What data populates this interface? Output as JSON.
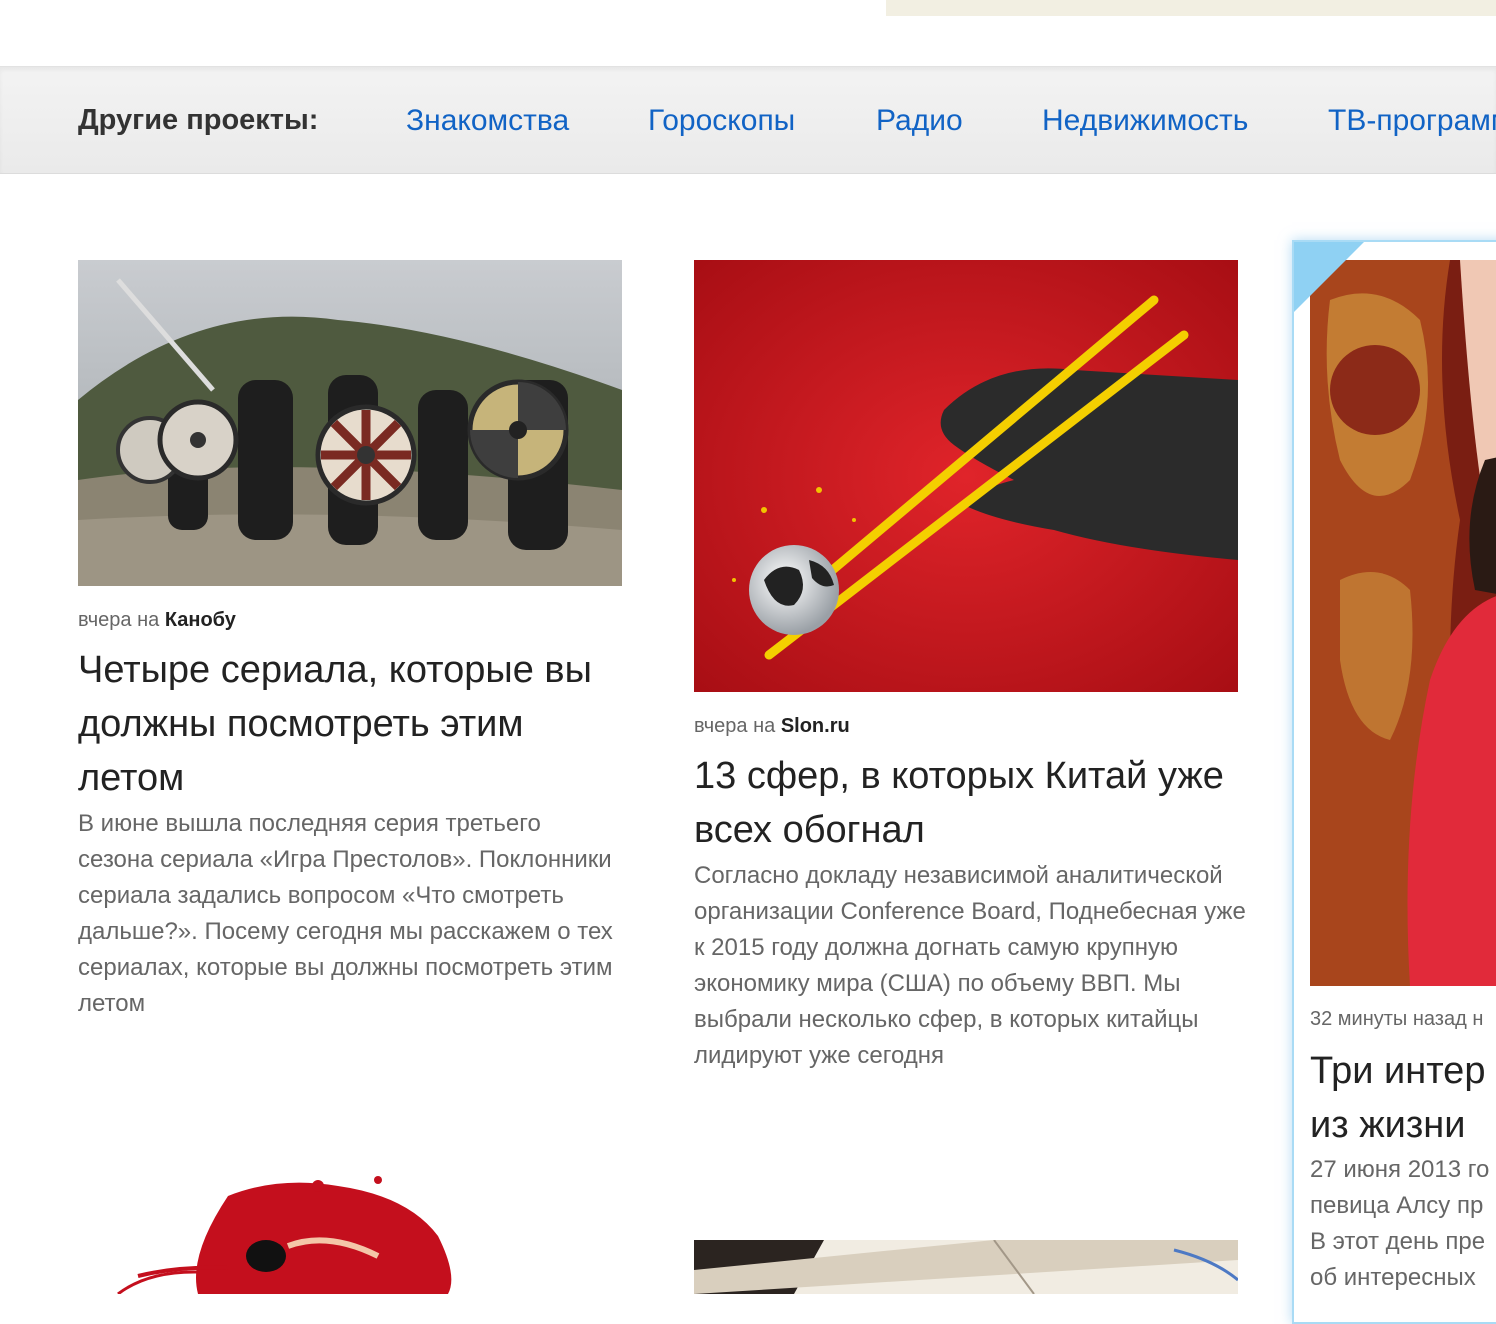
{
  "projects_bar": {
    "label": "Другие проекты:",
    "links": [
      "Знакомства",
      "Гороскопы",
      "Радио",
      "Недвижимость",
      "ТВ-программ"
    ]
  },
  "articles": [
    {
      "when": "вчера на",
      "source": "Канобу",
      "title": "Четыре сериала, которые вы должны посмотреть этим летом",
      "lead": "В июне вышла последняя серия третьего сезона сериала «Игра Престолов». Поклонники сериала задались вопросом «Что смотреть дальше?». Посему сегодня мы расскажем о тех сериалах, которые вы должны посмотреть этим летом"
    },
    {
      "when": "вчера на",
      "source": "Slon.ru",
      "title": "13 сфер, в которых Китай уже всех обогнал",
      "lead": "Согласно докладу независимой аналитической организации Conference Board, Поднебесная уже к 2015 году должна догнать самую крупную экономику мира (США) по объему ВВП. Мы выбрали несколько сфер, в которых китайцы лидируют уже сегодня"
    },
    {
      "when": "32 минуты назад н",
      "title_line1": "Три интер",
      "title_line2": "из жизни",
      "lead_lines": [
        "27 июня 2013 го",
        "певица Алсу пр",
        "В этот день пре",
        "об интересных"
      ]
    }
  ]
}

━━━━━━━━━━━━━━━━━━━━━━━━━━━━━━

▶ **Work to be completed**
Restate the records word for word, omitting images.

▶ **Solution to this problem**
What data populates this interface? Output as JSON.
{
  "projects_bar": {
    "label": "Другие проекты:",
    "links": [
      "Знакомства",
      "Гороскопы",
      "Радио",
      "Недвижимость",
      "ТВ-программ"
    ]
  },
  "articles": [
    {
      "when": "вчера на",
      "source": "Канобу",
      "title": "Четыре сериала, которые вы должны посмотреть этим летом",
      "lead": "В июне вышла последняя серия третьего сезона сериала «Игра Престолов». Поклонники сериала задались вопросом «Что смотреть дальше?». Посему сегодня мы расскажем о тех сериалах, которые вы должны посмотреть этим летом"
    },
    {
      "when": "вчера на",
      "source": "Slon.ru",
      "title": "13 сфер, в которых Китай уже всех обогнал",
      "lead": "Согласно докладу независимой аналитической организации Conference Board, Поднебесная уже к 2015 году должна догнать самую крупную экономику мира (США) по объему ВВП. Мы выбрали несколько сфер, в которых китайцы лидируют уже сегодня"
    },
    {
      "when": "32 минуты назад н",
      "title_line1": "Три интер",
      "title_line2": "из жизни",
      "lead_lines": [
        "27 июня 2013 го",
        "певица Алсу пр",
        "В этот день пре",
        "об интересных"
      ]
    }
  ]
}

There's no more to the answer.